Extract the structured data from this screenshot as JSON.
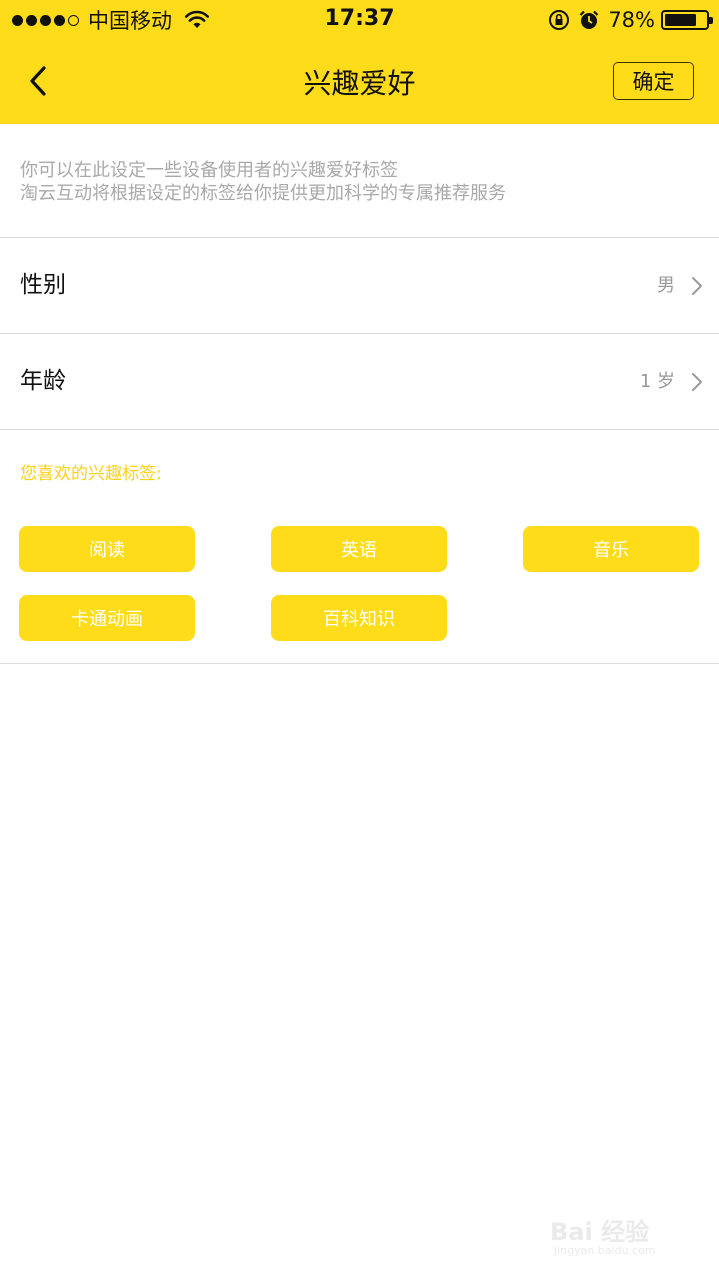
{
  "status_bar": {
    "carrier": "中国移动",
    "time": "17:37",
    "battery_percent": "78%",
    "battery_level": 0.78,
    "signal_bars": 4,
    "icons": [
      "signal-icon",
      "wifi-icon",
      "rotation-lock-icon",
      "alarm-icon",
      "battery-icon"
    ]
  },
  "nav": {
    "title": "兴趣爱好",
    "back_icon": "chevron-left-icon",
    "confirm_label": "确定"
  },
  "description": {
    "line1": "你可以在此设定一些设备使用者的兴趣爱好标签",
    "line2": "淘云互动将根据设定的标签给你提供更加科学的专属推荐服务"
  },
  "settings": {
    "gender": {
      "label": "性别",
      "value": "男"
    },
    "age": {
      "label": "年龄",
      "value": "1 岁"
    }
  },
  "interests": {
    "title": "您喜欢的兴趣标签:",
    "tags": [
      "阅读",
      "英语",
      "音乐",
      "卡通动画",
      "百科知识"
    ]
  },
  "watermark": {
    "main": "Bai 经验",
    "sub": "jingyan.baidu.com"
  },
  "colors": {
    "accent": "#fedc1a",
    "tag_title": "#fdd116",
    "description": "#a9a9a9"
  }
}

···

**Set task:** Write out again every line above exactly as given; the pictures do not belong in the copy.

**Task output:**
Extract the structured data from this screenshot as JSON.
{
  "status_bar": {
    "carrier": "中国移动",
    "time": "17:37",
    "battery_percent": "78%",
    "battery_level": 0.78,
    "signal_bars": 4,
    "icons": [
      "signal-icon",
      "wifi-icon",
      "rotation-lock-icon",
      "alarm-icon",
      "battery-icon"
    ]
  },
  "nav": {
    "title": "兴趣爱好",
    "back_icon": "chevron-left-icon",
    "confirm_label": "确定"
  },
  "description": {
    "line1": "你可以在此设定一些设备使用者的兴趣爱好标签",
    "line2": "淘云互动将根据设定的标签给你提供更加科学的专属推荐服务"
  },
  "settings": {
    "gender": {
      "label": "性别",
      "value": "男"
    },
    "age": {
      "label": "年龄",
      "value": "1 岁"
    }
  },
  "interests": {
    "title": "您喜欢的兴趣标签:",
    "tags": [
      "阅读",
      "英语",
      "音乐",
      "卡通动画",
      "百科知识"
    ]
  },
  "watermark": {
    "main": "Bai 经验",
    "sub": "jingyan.baidu.com"
  },
  "colors": {
    "accent": "#fedc1a",
    "tag_title": "#fdd116",
    "description": "#a9a9a9"
  }
}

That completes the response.